Batista says that because of Daybreak and the programs they offered, he now has his own bed and his own apartment on Washington St. in Haverhill with a roommate (who also in recovery). Batista says that some of those programs that he was afforded are no longer available because of budget cuts and hopes additional funding can be found so that those who want help can get it.
Batista also says he wants to continue volunteering to help make sure others who find themselves on the streets know they have a chance to make their lives better if they want the help.
“I use to sleep here. Now I come here from my place, I volunteer with groups at Daybreak and help people in the street. I counsel them, tell them my story. How I came to Daybreak and things got better for me.”
DOING SO MUCH WITH SO LITTLE
Asked if legislators could wave a magic wand and give them the funding they needed, Pappalardo says that what they really need is a budget increase of about $500,000.
Currently the Daybreak is put together from construction trailers. It houses 35 male beds and 12 female beds. The City of Lawrence allows them to put three mattresses on the floor, for a total capacity of 50 people staying at the shelter each night.
“We used to be able to provide vital mental health and substance abuse counseling until the outpatient counseling center had to close in July,” Pappalardo says. “Unfortunately, we are no longer providing the services from The Counseling Center and we have felt the impact on the community with an increase in the homeless population outside or in emergency rooms. The Counseling Center had 20 clinicians providing individual, family and group counseling. Losing this program was a great loss to the community and the individuals accessing the services. So, now the only services they receive are what we can offer from volunteers at the shelter or from other counseling agencies. Other agencies have long waiting lists or individuals don’t have the means of transportation to get there.”

----

» PROBLEM 1:
According to the Daybreak shelter passage, what budget increase does Pappalardo say the shelter really needs?
» PROBLEM 2:
Resume the Daybreak shelter passage, picking up right after its last sentence.

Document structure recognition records
----

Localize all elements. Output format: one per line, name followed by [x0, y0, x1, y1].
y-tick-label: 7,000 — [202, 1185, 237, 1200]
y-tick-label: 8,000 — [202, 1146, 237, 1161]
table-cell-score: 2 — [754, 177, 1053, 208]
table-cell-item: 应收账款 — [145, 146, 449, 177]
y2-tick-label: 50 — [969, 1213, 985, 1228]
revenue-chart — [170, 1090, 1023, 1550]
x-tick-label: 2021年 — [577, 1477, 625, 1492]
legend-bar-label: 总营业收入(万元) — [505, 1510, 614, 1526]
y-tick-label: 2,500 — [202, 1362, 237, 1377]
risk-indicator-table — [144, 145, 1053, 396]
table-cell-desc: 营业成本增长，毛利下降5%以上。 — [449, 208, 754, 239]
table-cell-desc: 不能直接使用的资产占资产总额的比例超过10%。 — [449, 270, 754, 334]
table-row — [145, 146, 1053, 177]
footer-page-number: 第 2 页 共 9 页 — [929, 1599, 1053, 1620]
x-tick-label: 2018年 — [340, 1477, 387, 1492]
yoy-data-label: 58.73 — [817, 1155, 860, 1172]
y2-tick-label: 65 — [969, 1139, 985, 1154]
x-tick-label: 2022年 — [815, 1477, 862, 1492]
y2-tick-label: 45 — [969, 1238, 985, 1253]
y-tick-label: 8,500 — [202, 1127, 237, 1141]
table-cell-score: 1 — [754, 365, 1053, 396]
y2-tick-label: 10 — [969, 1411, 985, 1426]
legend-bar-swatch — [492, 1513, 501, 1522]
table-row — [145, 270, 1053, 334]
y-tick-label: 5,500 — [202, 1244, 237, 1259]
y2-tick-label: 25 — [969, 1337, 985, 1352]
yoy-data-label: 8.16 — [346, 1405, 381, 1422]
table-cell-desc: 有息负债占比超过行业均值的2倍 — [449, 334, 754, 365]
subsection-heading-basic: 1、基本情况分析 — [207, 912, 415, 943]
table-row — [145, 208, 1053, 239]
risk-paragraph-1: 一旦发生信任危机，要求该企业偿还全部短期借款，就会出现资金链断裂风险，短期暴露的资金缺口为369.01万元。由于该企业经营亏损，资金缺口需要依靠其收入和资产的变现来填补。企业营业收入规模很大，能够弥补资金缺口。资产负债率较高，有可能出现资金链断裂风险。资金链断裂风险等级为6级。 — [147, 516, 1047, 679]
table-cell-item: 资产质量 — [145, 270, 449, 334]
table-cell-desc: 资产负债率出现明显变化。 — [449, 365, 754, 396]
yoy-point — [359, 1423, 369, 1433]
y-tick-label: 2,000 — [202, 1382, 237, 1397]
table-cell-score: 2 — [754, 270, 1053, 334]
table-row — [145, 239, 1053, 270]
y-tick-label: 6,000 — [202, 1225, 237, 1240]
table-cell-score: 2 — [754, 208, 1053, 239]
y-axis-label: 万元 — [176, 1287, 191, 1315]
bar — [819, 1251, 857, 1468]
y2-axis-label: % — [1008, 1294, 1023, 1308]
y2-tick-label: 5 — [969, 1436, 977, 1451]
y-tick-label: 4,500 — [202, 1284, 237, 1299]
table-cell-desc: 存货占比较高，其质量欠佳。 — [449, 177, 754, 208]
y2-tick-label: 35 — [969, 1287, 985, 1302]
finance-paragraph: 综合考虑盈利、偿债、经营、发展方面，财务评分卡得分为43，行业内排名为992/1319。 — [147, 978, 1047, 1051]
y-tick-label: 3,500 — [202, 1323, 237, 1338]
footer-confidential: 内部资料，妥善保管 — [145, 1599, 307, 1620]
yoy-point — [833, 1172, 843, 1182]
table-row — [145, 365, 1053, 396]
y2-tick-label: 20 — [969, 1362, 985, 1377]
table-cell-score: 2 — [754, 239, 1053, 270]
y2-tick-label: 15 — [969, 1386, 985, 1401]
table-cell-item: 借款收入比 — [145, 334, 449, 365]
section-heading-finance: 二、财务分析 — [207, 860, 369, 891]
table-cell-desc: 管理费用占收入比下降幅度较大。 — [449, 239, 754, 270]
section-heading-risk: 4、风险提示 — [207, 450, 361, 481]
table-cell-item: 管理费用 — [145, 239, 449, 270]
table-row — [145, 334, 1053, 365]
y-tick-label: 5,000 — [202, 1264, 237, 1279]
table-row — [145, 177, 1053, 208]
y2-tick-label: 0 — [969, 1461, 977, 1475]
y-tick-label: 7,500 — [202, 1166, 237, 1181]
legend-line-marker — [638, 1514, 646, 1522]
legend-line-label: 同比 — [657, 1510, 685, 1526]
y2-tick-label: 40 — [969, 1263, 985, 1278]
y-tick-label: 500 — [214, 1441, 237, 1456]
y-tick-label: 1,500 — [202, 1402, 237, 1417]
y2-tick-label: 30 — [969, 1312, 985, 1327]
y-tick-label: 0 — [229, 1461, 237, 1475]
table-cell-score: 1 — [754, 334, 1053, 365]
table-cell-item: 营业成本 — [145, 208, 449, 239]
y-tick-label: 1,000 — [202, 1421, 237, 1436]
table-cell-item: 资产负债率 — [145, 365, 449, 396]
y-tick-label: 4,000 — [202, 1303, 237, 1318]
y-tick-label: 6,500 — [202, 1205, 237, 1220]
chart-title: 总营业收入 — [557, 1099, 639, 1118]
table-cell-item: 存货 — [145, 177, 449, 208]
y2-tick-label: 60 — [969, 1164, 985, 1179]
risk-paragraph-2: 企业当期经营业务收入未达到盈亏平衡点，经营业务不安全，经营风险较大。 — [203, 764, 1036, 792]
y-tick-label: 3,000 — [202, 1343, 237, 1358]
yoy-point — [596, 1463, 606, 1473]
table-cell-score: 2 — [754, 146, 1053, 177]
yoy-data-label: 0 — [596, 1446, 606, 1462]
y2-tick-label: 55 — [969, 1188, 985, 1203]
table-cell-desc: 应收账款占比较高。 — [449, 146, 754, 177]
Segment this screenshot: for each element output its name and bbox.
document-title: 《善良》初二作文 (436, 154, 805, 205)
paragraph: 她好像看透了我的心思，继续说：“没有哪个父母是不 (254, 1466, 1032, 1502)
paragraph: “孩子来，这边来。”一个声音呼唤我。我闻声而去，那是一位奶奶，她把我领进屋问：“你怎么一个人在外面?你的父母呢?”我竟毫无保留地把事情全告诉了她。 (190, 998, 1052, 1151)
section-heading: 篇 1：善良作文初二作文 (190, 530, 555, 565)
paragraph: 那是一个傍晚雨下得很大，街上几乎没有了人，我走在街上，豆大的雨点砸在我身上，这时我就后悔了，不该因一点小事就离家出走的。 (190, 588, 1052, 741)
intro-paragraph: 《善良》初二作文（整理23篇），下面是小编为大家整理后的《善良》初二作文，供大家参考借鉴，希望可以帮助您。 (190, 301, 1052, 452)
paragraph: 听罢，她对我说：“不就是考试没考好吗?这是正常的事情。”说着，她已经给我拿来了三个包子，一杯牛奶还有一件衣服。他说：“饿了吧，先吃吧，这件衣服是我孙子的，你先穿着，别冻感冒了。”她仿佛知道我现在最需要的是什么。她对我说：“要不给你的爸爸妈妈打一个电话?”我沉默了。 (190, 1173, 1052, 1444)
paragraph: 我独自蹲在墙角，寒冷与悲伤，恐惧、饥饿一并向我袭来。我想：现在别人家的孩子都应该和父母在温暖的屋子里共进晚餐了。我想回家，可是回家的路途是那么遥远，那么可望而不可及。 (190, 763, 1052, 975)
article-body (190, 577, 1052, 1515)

----

» TASK RESPONSE 1:
About $500,000.

» TASK RESPONSE 2:
Pappalardo says she would love to have the local representatives, senators and Lawrence city councilors come down to the shelter and see for themselves the critical need that they serve in the community. “We have seen Diana DiZoglio. She comes and she has been very helpful. We didn’t ask, she just came and asked us what we needed and how she could help.”
“It’s money yes,” adds Andy McMahan. “But, it’s also about the fact that we can’t do much with this structure. Ideally, we really need a building; a real building. We don’t own the land, it’s owned by Bob Gangi, and we pay rent. Ideally, if we had a real building, we may be able to have a couple of apartments for transition; someplace that isn’t dangerous for them. Right now, like with Marcial, most of the rooming houses around here are much more dangerous than it is here.”
“And it’s not just single guys. We have had three kids go to high school out of here. We had a woman celebrate her 79th birthday. This isn’t the place for that. The people you see here are not the image most people have in their heads. The one thing I would like people to come away from this place with is this: Nobody is very far away from ending up here. I’ve seen guys drive in with expensive cars or women who were living in pretty wealthy homes and either a divorce happens or a spouse decides to flee abuse and they come to our door.”